WHAT TO DO
Keep only the lines of the listing that include the word "type", and copy them.

Figure content listings:
----------------

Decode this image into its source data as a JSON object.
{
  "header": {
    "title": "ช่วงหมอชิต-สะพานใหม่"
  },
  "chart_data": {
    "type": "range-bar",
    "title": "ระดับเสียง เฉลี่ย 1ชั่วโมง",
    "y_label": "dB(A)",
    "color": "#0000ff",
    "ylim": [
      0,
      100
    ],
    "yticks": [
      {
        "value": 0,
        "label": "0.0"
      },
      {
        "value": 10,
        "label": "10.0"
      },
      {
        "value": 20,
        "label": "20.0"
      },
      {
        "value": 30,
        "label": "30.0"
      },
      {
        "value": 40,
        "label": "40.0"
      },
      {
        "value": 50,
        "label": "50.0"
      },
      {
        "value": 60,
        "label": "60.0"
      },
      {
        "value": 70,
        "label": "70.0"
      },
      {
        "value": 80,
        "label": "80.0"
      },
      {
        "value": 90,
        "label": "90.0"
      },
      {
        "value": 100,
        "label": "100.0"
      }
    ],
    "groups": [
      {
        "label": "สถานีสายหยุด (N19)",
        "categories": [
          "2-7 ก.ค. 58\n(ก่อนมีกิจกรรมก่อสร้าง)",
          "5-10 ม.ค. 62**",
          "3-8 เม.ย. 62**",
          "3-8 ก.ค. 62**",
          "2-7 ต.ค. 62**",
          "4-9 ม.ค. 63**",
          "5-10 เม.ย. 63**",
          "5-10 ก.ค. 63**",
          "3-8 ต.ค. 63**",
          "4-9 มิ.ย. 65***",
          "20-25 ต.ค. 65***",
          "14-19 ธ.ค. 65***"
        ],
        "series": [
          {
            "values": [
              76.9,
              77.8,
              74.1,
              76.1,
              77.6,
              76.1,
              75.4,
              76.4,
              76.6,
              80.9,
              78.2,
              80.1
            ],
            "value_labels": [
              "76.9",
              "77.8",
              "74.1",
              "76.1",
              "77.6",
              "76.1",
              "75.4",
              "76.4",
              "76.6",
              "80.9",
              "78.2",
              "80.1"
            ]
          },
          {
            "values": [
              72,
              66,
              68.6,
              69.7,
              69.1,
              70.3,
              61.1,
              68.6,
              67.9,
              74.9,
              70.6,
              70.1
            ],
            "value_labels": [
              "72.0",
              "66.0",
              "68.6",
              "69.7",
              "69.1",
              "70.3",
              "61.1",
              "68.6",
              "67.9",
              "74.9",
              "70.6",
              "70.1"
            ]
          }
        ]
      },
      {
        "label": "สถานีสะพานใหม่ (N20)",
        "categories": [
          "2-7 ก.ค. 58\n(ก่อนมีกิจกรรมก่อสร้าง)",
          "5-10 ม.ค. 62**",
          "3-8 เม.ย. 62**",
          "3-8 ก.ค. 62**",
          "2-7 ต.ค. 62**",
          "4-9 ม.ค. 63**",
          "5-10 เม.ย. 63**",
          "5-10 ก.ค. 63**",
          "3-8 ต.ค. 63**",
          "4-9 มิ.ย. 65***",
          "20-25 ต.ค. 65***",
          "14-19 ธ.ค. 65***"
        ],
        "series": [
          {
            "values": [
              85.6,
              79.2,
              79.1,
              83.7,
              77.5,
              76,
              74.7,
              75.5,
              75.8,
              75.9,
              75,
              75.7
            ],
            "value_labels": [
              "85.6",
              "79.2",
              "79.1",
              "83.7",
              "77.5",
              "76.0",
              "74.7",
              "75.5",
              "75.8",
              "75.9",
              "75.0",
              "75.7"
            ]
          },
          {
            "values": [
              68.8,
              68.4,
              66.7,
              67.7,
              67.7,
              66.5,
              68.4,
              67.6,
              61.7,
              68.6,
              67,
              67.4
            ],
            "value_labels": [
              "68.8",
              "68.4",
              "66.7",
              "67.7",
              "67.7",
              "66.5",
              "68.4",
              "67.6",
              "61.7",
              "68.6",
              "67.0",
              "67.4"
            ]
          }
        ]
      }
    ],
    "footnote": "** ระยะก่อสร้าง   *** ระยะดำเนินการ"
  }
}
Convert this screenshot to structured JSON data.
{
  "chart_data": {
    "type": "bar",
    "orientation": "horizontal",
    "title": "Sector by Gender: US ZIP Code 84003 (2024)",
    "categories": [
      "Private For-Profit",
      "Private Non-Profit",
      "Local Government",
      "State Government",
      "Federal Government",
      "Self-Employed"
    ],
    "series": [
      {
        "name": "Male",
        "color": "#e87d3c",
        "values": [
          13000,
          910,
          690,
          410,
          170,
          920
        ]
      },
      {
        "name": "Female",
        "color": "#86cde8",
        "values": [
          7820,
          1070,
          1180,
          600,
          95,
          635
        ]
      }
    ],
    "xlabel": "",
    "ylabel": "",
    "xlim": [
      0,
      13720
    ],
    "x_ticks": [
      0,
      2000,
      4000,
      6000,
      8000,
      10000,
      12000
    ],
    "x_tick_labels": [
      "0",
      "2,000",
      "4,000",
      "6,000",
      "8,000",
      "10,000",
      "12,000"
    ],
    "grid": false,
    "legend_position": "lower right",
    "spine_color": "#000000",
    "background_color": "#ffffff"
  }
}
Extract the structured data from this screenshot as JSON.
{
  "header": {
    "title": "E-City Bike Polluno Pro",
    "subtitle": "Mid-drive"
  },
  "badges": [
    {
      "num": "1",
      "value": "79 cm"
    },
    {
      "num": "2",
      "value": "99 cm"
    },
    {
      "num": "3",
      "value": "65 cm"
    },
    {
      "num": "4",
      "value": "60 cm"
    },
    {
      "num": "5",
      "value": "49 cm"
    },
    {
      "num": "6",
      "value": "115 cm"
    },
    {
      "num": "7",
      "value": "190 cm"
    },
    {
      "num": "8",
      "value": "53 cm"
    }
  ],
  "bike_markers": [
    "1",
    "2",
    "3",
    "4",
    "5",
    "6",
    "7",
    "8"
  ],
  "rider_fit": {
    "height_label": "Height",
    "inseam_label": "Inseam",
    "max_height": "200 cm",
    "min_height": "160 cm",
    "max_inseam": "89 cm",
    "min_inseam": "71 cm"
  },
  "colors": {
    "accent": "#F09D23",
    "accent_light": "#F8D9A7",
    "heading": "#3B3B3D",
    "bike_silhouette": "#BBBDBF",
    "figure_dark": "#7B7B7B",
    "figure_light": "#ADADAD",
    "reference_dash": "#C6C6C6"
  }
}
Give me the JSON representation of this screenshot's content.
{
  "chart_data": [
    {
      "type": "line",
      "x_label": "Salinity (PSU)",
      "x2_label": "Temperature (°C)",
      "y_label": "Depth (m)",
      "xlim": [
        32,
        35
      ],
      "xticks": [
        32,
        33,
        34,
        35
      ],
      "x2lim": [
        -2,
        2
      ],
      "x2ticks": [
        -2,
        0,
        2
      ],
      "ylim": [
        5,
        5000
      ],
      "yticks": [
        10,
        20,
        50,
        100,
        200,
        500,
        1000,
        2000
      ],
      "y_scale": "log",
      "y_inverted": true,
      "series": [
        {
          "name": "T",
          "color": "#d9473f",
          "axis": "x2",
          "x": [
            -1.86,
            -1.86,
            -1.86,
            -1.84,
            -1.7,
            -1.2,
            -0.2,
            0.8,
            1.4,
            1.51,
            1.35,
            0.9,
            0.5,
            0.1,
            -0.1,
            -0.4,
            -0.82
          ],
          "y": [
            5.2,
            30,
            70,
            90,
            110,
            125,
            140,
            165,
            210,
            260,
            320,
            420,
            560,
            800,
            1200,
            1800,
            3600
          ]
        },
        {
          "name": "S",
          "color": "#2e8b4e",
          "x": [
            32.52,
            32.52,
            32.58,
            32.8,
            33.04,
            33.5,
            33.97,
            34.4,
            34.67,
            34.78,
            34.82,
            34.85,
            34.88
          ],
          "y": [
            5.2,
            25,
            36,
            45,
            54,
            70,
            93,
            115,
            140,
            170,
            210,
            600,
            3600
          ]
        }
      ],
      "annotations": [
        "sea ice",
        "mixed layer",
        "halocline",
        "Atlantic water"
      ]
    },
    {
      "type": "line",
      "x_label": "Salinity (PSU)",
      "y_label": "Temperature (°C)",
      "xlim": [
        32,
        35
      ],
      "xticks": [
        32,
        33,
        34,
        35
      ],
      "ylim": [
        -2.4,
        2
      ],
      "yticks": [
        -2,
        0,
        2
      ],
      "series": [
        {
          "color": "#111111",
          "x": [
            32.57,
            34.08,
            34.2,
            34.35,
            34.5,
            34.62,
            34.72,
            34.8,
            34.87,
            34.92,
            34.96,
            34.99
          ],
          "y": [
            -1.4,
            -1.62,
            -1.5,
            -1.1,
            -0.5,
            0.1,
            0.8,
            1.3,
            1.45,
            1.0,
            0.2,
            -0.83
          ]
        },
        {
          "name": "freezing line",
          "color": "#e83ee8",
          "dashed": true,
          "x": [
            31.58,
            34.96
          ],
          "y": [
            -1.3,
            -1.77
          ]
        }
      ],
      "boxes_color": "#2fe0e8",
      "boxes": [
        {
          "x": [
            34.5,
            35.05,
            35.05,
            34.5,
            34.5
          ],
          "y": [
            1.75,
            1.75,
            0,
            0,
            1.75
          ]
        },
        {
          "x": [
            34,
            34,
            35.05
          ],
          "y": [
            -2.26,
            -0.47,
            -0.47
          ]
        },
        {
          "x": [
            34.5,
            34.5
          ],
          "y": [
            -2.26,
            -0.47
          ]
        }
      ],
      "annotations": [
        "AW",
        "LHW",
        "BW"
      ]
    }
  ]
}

----------------

RESULT OF THE TASK
    "type": "range-bar",
    "type": "bar",
      "type": "line",
      "type": "line",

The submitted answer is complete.